• [What you should do]:
The entries below contain pictures. Retype everything except those pictures, exactly as given.

• [Given data]:

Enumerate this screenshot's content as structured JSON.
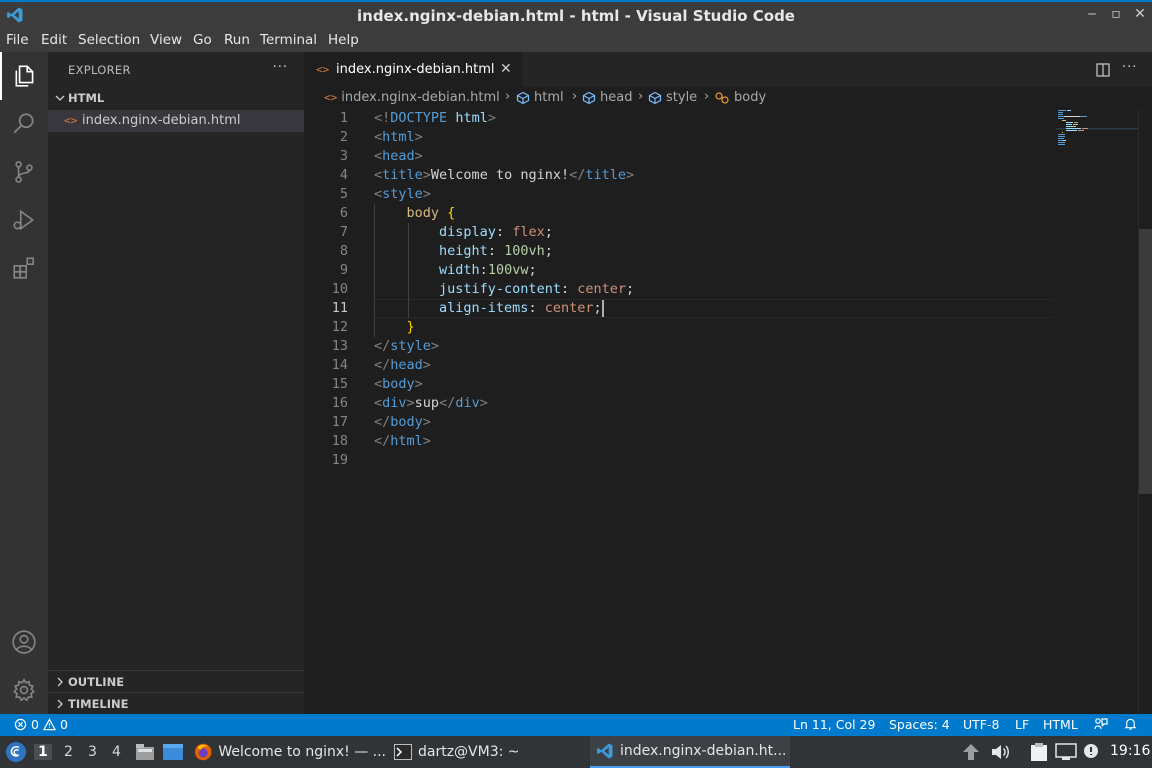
{
  "window": {
    "title": "index.nginx-debian.html - html - Visual Studio Code",
    "controls": [
      "‒",
      "▫",
      "✕"
    ]
  },
  "menu": [
    "File",
    "Edit",
    "Selection",
    "View",
    "Go",
    "Run",
    "Terminal",
    "Help"
  ],
  "activity_bar": {
    "items": [
      "files-icon",
      "search-icon",
      "source-control-icon",
      "run-debug-icon",
      "extensions-icon"
    ],
    "bottom": [
      "account-icon",
      "settings-gear-icon"
    ]
  },
  "sidebar": {
    "title": "EXPLORER",
    "more": "···",
    "folder": "HTML",
    "file_icon": "<>",
    "files": [
      "index.nginx-debian.html"
    ],
    "outline": "OUTLINE",
    "timeline": "TIMELINE"
  },
  "tab": {
    "icon": "<>",
    "label": "index.nginx-debian.html",
    "close": "✕",
    "more": "···"
  },
  "breadcrumb": [
    "index.nginx-debian.html",
    "html",
    "head",
    "style",
    "body"
  ],
  "editor": {
    "current_line": 11,
    "line_numbers": [
      "1",
      "2",
      "3",
      "4",
      "5",
      "6",
      "7",
      "8",
      "9",
      "10",
      "11",
      "12",
      "13",
      "14",
      "15",
      "16",
      "17",
      "18",
      "19"
    ],
    "lines": [
      [
        [
          "punc",
          "<!"
        ],
        [
          "tag",
          "DOCTYPE"
        ],
        [
          "text",
          " "
        ],
        [
          "prop",
          "html"
        ],
        [
          "punc",
          ">"
        ]
      ],
      [
        [
          "punc",
          "<"
        ],
        [
          "tag",
          "html"
        ],
        [
          "punc",
          ">"
        ]
      ],
      [
        [
          "punc",
          "<"
        ],
        [
          "tag",
          "head"
        ],
        [
          "punc",
          ">"
        ]
      ],
      [
        [
          "punc",
          "<"
        ],
        [
          "tag",
          "title"
        ],
        [
          "punc",
          ">"
        ],
        [
          "text",
          "Welcome to nginx!"
        ],
        [
          "punc",
          "</"
        ],
        [
          "tag",
          "title"
        ],
        [
          "punc",
          ">"
        ]
      ],
      [
        [
          "punc",
          "<"
        ],
        [
          "tag",
          "style"
        ],
        [
          "punc",
          ">"
        ]
      ],
      [
        [
          "text",
          "    "
        ],
        [
          "sel",
          "body"
        ],
        [
          "text",
          " "
        ],
        [
          "brace",
          "{"
        ]
      ],
      [
        [
          "text",
          "        "
        ],
        [
          "prop",
          "display"
        ],
        [
          "text",
          ": "
        ],
        [
          "val",
          "flex"
        ],
        [
          "text",
          ";"
        ]
      ],
      [
        [
          "text",
          "        "
        ],
        [
          "prop",
          "height"
        ],
        [
          "text",
          ": "
        ],
        [
          "num",
          "100vh"
        ],
        [
          "text",
          ";"
        ]
      ],
      [
        [
          "text",
          "        "
        ],
        [
          "prop",
          "width"
        ],
        [
          "text",
          ":"
        ],
        [
          "num",
          "100vw"
        ],
        [
          "text",
          ";"
        ]
      ],
      [
        [
          "text",
          "        "
        ],
        [
          "prop",
          "justify-content"
        ],
        [
          "text",
          ": "
        ],
        [
          "val",
          "center"
        ],
        [
          "text",
          ";"
        ]
      ],
      [
        [
          "text",
          "        "
        ],
        [
          "prop",
          "align-items"
        ],
        [
          "text",
          ": "
        ],
        [
          "val",
          "center"
        ],
        [
          "text",
          ";"
        ]
      ],
      [
        [
          "text",
          "    "
        ],
        [
          "brace",
          "}"
        ]
      ],
      [
        [
          "punc",
          "</"
        ],
        [
          "tag",
          "style"
        ],
        [
          "punc",
          ">"
        ]
      ],
      [
        [
          "punc",
          "</"
        ],
        [
          "tag",
          "head"
        ],
        [
          "punc",
          ">"
        ]
      ],
      [
        [
          "punc",
          "<"
        ],
        [
          "tag",
          "body"
        ],
        [
          "punc",
          ">"
        ]
      ],
      [
        [
          "punc",
          "<"
        ],
        [
          "tag",
          "div"
        ],
        [
          "punc",
          ">"
        ],
        [
          "text",
          "sup"
        ],
        [
          "punc",
          "</"
        ],
        [
          "tag",
          "div"
        ],
        [
          "punc",
          ">"
        ]
      ],
      [
        [
          "punc",
          "</"
        ],
        [
          "tag",
          "body"
        ],
        [
          "punc",
          ">"
        ]
      ],
      [
        [
          "punc",
          "</"
        ],
        [
          "tag",
          "html"
        ],
        [
          "punc",
          ">"
        ]
      ],
      []
    ]
  },
  "status": {
    "errors": "0",
    "warnings": "0",
    "position": "Ln 11, Col 29",
    "spaces": "Spaces: 4",
    "encoding": "UTF-8",
    "eol": "LF",
    "language": "HTML"
  },
  "taskbar": {
    "workspaces": [
      "1",
      "2",
      "3",
      "4"
    ],
    "tasks": [
      "Welcome to nginx! — ...",
      "dartz@VM3: ~",
      "index.nginx-debian.ht..."
    ],
    "clock": "19:16"
  },
  "colors": {
    "accent": "#007acc",
    "tag": "#569cd6",
    "property": "#9cdcfe",
    "string_value": "#ce9178",
    "number": "#b5cea8",
    "selector": "#d7ba7d",
    "html_file_icon": "#e37933"
  }
}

• [The solution]:
Enumerate this screenshot's content as structured JSON.
{
  "window": {
    "title": "index.nginx-debian.html - html - Visual Studio Code",
    "controls": [
      "‒",
      "▫",
      "✕"
    ]
  },
  "menu": [
    "File",
    "Edit",
    "Selection",
    "View",
    "Go",
    "Run",
    "Terminal",
    "Help"
  ],
  "activity_bar": {
    "items": [
      "files-icon",
      "search-icon",
      "source-control-icon",
      "run-debug-icon",
      "extensions-icon"
    ],
    "bottom": [
      "account-icon",
      "settings-gear-icon"
    ]
  },
  "sidebar": {
    "title": "EXPLORER",
    "more": "···",
    "folder": "HTML",
    "file_icon": "<>",
    "files": [
      "index.nginx-debian.html"
    ],
    "outline": "OUTLINE",
    "timeline": "TIMELINE"
  },
  "tab": {
    "icon": "<>",
    "label": "index.nginx-debian.html",
    "close": "✕",
    "more": "···"
  },
  "breadcrumb": [
    "index.nginx-debian.html",
    "html",
    "head",
    "style",
    "body"
  ],
  "editor": {
    "current_line": 11,
    "line_numbers": [
      "1",
      "2",
      "3",
      "4",
      "5",
      "6",
      "7",
      "8",
      "9",
      "10",
      "11",
      "12",
      "13",
      "14",
      "15",
      "16",
      "17",
      "18",
      "19"
    ],
    "lines": [
      [
        [
          "punc",
          "<!"
        ],
        [
          "tag",
          "DOCTYPE"
        ],
        [
          "text",
          " "
        ],
        [
          "prop",
          "html"
        ],
        [
          "punc",
          ">"
        ]
      ],
      [
        [
          "punc",
          "<"
        ],
        [
          "tag",
          "html"
        ],
        [
          "punc",
          ">"
        ]
      ],
      [
        [
          "punc",
          "<"
        ],
        [
          "tag",
          "head"
        ],
        [
          "punc",
          ">"
        ]
      ],
      [
        [
          "punc",
          "<"
        ],
        [
          "tag",
          "title"
        ],
        [
          "punc",
          ">"
        ],
        [
          "text",
          "Welcome to nginx!"
        ],
        [
          "punc",
          "</"
        ],
        [
          "tag",
          "title"
        ],
        [
          "punc",
          ">"
        ]
      ],
      [
        [
          "punc",
          "<"
        ],
        [
          "tag",
          "style"
        ],
        [
          "punc",
          ">"
        ]
      ],
      [
        [
          "text",
          "    "
        ],
        [
          "sel",
          "body"
        ],
        [
          "text",
          " "
        ],
        [
          "brace",
          "{"
        ]
      ],
      [
        [
          "text",
          "        "
        ],
        [
          "prop",
          "display"
        ],
        [
          "text",
          ": "
        ],
        [
          "val",
          "flex"
        ],
        [
          "text",
          ";"
        ]
      ],
      [
        [
          "text",
          "        "
        ],
        [
          "prop",
          "height"
        ],
        [
          "text",
          ": "
        ],
        [
          "num",
          "100vh"
        ],
        [
          "text",
          ";"
        ]
      ],
      [
        [
          "text",
          "        "
        ],
        [
          "prop",
          "width"
        ],
        [
          "text",
          ":"
        ],
        [
          "num",
          "100vw"
        ],
        [
          "text",
          ";"
        ]
      ],
      [
        [
          "text",
          "        "
        ],
        [
          "prop",
          "justify-content"
        ],
        [
          "text",
          ": "
        ],
        [
          "val",
          "center"
        ],
        [
          "text",
          ";"
        ]
      ],
      [
        [
          "text",
          "        "
        ],
        [
          "prop",
          "align-items"
        ],
        [
          "text",
          ": "
        ],
        [
          "val",
          "center"
        ],
        [
          "text",
          ";"
        ]
      ],
      [
        [
          "text",
          "    "
        ],
        [
          "brace",
          "}"
        ]
      ],
      [
        [
          "punc",
          "</"
        ],
        [
          "tag",
          "style"
        ],
        [
          "punc",
          ">"
        ]
      ],
      [
        [
          "punc",
          "</"
        ],
        [
          "tag",
          "head"
        ],
        [
          "punc",
          ">"
        ]
      ],
      [
        [
          "punc",
          "<"
        ],
        [
          "tag",
          "body"
        ],
        [
          "punc",
          ">"
        ]
      ],
      [
        [
          "punc",
          "<"
        ],
        [
          "tag",
          "div"
        ],
        [
          "punc",
          ">"
        ],
        [
          "text",
          "sup"
        ],
        [
          "punc",
          "</"
        ],
        [
          "tag",
          "div"
        ],
        [
          "punc",
          ">"
        ]
      ],
      [
        [
          "punc",
          "</"
        ],
        [
          "tag",
          "body"
        ],
        [
          "punc",
          ">"
        ]
      ],
      [
        [
          "punc",
          "</"
        ],
        [
          "tag",
          "html"
        ],
        [
          "punc",
          ">"
        ]
      ],
      []
    ]
  },
  "status": {
    "errors": "0",
    "warnings": "0",
    "position": "Ln 11, Col 29",
    "spaces": "Spaces: 4",
    "encoding": "UTF-8",
    "eol": "LF",
    "language": "HTML"
  },
  "taskbar": {
    "workspaces": [
      "1",
      "2",
      "3",
      "4"
    ],
    "tasks": [
      "Welcome to nginx! — ...",
      "dartz@VM3: ~",
      "index.nginx-debian.ht..."
    ],
    "clock": "19:16"
  },
  "colors": {
    "accent": "#007acc",
    "tag": "#569cd6",
    "property": "#9cdcfe",
    "string_value": "#ce9178",
    "number": "#b5cea8",
    "selector": "#d7ba7d",
    "html_file_icon": "#e37933"
  }
}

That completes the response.